Excerpt from a dataset ::

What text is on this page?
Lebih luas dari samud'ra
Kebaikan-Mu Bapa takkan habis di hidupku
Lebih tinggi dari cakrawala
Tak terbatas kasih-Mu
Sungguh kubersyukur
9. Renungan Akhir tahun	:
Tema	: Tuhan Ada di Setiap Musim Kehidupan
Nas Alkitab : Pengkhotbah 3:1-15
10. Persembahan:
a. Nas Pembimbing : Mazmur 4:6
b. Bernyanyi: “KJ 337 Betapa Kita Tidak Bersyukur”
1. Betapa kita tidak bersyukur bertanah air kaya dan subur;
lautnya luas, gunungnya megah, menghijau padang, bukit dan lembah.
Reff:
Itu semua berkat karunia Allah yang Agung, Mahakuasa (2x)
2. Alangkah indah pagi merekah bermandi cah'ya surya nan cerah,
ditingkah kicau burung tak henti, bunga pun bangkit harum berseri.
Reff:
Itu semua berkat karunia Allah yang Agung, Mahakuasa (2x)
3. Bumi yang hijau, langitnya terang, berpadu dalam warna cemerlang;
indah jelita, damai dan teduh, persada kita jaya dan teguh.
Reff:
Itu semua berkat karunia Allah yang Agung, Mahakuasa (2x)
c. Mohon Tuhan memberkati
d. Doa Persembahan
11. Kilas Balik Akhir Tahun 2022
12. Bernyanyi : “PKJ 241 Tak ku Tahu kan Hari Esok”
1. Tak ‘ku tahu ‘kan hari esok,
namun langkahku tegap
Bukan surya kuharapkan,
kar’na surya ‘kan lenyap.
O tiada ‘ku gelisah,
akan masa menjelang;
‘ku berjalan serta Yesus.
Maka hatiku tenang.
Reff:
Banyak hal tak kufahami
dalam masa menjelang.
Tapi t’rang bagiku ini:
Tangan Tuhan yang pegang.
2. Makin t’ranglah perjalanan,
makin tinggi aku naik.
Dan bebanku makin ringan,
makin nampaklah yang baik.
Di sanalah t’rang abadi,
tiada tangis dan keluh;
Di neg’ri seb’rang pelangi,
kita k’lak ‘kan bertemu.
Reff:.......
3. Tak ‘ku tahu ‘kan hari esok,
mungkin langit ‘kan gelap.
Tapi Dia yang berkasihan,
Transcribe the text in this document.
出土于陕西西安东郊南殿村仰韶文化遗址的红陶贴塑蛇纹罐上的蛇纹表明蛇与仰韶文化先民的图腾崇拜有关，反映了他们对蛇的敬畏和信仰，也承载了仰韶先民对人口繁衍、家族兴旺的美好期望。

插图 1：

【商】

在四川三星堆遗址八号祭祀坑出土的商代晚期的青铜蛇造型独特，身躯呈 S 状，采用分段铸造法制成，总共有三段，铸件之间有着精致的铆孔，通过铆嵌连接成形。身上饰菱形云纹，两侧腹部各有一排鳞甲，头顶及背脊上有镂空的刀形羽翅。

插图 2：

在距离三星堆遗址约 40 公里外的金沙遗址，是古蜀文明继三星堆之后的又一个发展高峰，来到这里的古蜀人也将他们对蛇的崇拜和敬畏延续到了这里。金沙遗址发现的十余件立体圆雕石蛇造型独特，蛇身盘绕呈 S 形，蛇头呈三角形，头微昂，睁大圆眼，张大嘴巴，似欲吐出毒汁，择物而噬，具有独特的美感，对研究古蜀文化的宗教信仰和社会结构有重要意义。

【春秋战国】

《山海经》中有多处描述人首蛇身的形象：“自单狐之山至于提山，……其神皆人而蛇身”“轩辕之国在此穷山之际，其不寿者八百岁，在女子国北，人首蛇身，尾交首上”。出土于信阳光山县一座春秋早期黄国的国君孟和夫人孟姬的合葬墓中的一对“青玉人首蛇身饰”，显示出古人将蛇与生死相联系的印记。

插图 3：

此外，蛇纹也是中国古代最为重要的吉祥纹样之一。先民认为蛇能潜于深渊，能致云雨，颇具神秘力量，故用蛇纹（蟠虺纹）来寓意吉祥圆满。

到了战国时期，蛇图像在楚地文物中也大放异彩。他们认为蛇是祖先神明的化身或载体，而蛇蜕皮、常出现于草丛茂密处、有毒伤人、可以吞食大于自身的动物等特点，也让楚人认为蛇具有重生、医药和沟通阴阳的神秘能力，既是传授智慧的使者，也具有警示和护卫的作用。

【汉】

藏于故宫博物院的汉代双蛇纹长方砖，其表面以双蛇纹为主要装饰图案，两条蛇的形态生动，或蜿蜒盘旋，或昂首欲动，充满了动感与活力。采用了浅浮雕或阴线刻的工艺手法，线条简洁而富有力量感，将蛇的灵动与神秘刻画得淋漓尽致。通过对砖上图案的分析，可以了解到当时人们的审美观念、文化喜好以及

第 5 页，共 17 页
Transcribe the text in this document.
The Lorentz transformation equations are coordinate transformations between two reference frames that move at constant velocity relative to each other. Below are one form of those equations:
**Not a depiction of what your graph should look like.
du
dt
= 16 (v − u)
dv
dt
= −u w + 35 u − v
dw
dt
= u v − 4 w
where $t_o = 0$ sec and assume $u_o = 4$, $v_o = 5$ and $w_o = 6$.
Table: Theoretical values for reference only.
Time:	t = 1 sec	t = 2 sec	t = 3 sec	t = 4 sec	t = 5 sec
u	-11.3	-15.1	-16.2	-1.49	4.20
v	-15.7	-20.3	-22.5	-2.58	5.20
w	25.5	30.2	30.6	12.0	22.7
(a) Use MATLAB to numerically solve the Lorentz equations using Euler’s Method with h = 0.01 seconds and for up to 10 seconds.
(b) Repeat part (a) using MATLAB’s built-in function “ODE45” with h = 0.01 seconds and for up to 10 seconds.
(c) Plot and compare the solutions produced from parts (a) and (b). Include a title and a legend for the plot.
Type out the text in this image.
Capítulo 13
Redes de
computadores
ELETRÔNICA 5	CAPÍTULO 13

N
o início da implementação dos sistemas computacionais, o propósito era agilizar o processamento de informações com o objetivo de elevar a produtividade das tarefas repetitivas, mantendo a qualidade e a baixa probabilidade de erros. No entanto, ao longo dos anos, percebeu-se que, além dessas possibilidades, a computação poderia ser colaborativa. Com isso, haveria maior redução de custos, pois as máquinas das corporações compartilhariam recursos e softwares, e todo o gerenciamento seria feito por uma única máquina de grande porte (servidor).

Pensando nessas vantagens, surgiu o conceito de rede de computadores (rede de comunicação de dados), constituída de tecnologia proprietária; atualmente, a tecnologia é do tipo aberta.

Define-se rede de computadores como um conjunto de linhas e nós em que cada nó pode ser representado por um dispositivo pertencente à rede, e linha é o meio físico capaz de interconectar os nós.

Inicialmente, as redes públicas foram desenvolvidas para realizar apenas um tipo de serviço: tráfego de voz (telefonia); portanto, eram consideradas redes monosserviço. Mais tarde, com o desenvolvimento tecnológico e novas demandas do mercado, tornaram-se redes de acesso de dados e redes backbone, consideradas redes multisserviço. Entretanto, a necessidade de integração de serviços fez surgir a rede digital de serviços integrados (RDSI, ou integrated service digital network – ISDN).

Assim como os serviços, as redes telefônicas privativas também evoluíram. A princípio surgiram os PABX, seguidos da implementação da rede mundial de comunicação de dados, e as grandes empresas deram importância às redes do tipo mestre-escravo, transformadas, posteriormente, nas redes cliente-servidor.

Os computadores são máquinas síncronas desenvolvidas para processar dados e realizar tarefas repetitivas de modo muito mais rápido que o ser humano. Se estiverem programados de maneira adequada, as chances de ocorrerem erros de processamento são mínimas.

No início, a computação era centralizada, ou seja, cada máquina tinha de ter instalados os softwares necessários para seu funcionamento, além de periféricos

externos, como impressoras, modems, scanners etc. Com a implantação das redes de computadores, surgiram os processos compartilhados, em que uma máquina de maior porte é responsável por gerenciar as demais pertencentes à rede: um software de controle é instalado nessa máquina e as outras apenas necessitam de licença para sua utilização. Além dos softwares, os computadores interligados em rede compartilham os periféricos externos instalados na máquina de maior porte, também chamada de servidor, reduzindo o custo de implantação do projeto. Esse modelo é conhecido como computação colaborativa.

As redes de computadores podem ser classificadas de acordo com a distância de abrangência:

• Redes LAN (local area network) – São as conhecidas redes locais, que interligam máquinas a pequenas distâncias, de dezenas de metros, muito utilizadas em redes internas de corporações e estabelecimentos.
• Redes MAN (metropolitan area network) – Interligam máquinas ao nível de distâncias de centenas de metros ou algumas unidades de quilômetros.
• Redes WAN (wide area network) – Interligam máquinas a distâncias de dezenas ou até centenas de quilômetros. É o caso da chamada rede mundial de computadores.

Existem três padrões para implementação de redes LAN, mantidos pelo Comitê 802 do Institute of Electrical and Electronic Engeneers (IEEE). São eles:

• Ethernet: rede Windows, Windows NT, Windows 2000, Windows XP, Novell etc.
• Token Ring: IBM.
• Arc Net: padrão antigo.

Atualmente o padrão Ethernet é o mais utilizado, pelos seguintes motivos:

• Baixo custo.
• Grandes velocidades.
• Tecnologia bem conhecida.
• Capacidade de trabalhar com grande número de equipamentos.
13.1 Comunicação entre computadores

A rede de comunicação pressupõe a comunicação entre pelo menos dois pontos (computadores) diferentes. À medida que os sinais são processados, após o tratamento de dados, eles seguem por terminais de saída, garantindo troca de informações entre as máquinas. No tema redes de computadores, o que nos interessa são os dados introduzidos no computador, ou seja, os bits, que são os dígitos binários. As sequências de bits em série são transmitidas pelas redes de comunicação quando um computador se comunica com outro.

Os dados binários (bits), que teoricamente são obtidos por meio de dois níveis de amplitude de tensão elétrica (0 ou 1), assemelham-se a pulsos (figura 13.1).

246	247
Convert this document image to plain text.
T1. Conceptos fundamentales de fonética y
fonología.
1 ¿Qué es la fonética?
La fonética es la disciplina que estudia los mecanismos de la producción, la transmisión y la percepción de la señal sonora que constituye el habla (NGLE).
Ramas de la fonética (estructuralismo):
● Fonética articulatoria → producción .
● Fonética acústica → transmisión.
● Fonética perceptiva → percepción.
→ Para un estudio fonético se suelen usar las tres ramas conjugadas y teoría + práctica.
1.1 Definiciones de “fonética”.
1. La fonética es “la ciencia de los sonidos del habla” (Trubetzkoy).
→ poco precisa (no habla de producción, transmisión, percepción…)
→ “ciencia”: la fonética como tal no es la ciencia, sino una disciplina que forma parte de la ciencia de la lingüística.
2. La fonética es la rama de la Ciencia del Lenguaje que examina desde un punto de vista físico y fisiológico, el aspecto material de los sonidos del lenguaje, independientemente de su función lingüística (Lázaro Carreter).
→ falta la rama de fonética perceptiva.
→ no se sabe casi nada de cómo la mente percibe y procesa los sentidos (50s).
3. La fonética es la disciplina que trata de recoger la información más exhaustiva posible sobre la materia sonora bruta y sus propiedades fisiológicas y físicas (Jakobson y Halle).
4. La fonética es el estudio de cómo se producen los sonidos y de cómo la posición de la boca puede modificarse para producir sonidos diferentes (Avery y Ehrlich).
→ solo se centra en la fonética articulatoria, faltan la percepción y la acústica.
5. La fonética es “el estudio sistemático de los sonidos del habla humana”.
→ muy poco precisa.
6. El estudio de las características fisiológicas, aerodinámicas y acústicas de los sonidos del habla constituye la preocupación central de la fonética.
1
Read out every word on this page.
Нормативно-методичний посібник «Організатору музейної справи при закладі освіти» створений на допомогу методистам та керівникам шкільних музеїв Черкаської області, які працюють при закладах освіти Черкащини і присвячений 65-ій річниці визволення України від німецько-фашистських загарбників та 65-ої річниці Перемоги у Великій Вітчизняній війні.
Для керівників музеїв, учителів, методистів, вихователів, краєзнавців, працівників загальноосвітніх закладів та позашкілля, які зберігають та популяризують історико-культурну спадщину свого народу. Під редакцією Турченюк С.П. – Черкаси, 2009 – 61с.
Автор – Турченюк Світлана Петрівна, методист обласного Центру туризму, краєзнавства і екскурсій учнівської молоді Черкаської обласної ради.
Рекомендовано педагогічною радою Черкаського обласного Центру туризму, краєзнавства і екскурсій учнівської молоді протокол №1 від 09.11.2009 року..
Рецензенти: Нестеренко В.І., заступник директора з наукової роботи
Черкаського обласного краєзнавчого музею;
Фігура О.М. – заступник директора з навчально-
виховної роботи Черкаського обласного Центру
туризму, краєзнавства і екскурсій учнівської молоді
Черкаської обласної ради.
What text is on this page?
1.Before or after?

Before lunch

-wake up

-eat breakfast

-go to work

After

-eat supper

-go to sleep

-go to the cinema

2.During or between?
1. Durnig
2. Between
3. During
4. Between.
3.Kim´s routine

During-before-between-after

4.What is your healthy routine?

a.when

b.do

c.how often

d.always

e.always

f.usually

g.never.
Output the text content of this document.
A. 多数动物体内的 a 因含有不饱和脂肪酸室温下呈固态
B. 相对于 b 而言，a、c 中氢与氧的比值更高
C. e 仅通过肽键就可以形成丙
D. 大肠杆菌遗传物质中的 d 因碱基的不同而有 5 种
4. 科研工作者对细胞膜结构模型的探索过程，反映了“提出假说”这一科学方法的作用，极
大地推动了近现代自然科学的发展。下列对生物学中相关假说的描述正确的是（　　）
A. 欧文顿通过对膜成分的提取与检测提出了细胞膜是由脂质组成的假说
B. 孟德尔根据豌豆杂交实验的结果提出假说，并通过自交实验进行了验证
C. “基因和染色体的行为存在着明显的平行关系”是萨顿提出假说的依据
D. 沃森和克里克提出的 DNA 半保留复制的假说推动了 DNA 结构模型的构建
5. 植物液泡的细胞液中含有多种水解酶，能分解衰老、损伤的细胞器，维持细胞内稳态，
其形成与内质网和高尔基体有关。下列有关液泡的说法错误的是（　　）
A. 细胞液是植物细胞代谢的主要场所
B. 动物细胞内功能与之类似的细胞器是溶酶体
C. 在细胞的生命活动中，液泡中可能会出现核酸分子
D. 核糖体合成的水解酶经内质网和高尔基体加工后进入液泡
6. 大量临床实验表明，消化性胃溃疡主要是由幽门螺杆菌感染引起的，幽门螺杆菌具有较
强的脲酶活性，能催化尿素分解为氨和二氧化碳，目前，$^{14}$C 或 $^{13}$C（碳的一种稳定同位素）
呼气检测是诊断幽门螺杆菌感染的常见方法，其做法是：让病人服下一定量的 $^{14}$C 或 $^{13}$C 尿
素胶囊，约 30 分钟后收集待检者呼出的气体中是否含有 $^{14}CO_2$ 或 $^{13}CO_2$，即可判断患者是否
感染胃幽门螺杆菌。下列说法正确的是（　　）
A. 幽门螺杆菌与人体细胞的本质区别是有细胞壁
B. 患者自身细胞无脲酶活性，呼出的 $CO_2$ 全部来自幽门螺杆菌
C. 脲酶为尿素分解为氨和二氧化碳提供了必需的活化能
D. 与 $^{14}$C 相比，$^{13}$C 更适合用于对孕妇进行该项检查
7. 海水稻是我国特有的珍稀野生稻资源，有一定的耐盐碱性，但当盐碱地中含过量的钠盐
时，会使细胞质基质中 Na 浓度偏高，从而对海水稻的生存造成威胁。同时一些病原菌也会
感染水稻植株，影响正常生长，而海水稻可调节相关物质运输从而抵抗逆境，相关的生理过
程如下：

TASK DESCRIPTION :: Pull out each line of the records holding the string "Центру".

ANSWER TO THIS EXERCISE ::
Автор – Турченюк Світлана Петрівна, методист обласного Центру туризму, краєзнавства і екскурсій учнівської молоді Черкаської обласної ради.
Рекомендовано педагогічною радою Черкаського обласного Центру туризму, краєзнавства і екскурсій учнівської молоді протокол №1 від 09.11.2009 року..
виховної роботи Черкаського обласного Центру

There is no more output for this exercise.